===== Data extract =====

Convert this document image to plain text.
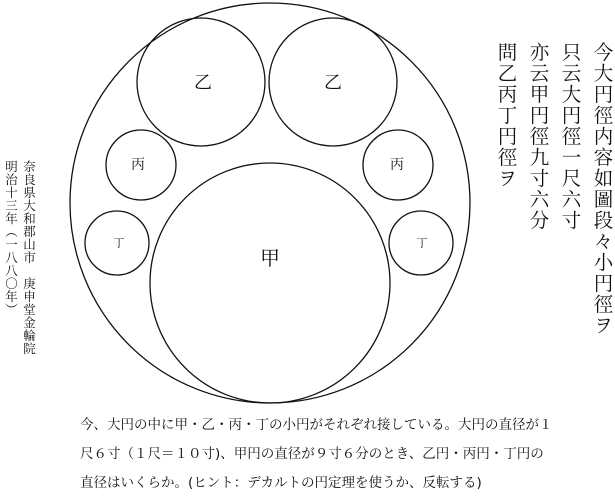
甲
乙	乙
丙	丙
丁	丁	今大円徑内容如圖段々小円徑ヲ
只云大円徑一尺六寸
亦云甲円徑九寸六分
問乙丙丁円徑ヲ
奈良県大和郡山市　庚申堂金輪院
明治十三年（一八八〇年）
今、大円の中に甲・乙・丙・丁の小円がそれぞれ接している。大円の直径が１
尺６寸（１尺＝１０寸)、甲円の直径が９寸６分のとき、乙円・丙円・丁円の
直径はいくらか。(ヒント：デカルトの円定理を使うか、反転する)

=====

[To be done]:
Print out the material word for word, omitting the pictures.

[Solution to the exercise]:
Convert this document image to plain text.
甲
乙	乙
丙	丙
丁	丁	今大円徑内容如圖段々小円徑ヲ
只云大円徑一尺六寸
亦云甲円徑九寸六分
問乙丙丁円徑ヲ
奈良県大和郡山市　庚申堂金輪院
明治十三年（一八八〇年）
今、大円の中に甲・乙・丙・丁の小円がそれぞれ接している。大円の直径が１
尺６寸（１尺＝１０寸)、甲円の直径が９寸６分のとき、乙円・丙円・丁円の
直径はいくらか。(ヒント：デカルトの円定理を使うか、反転する)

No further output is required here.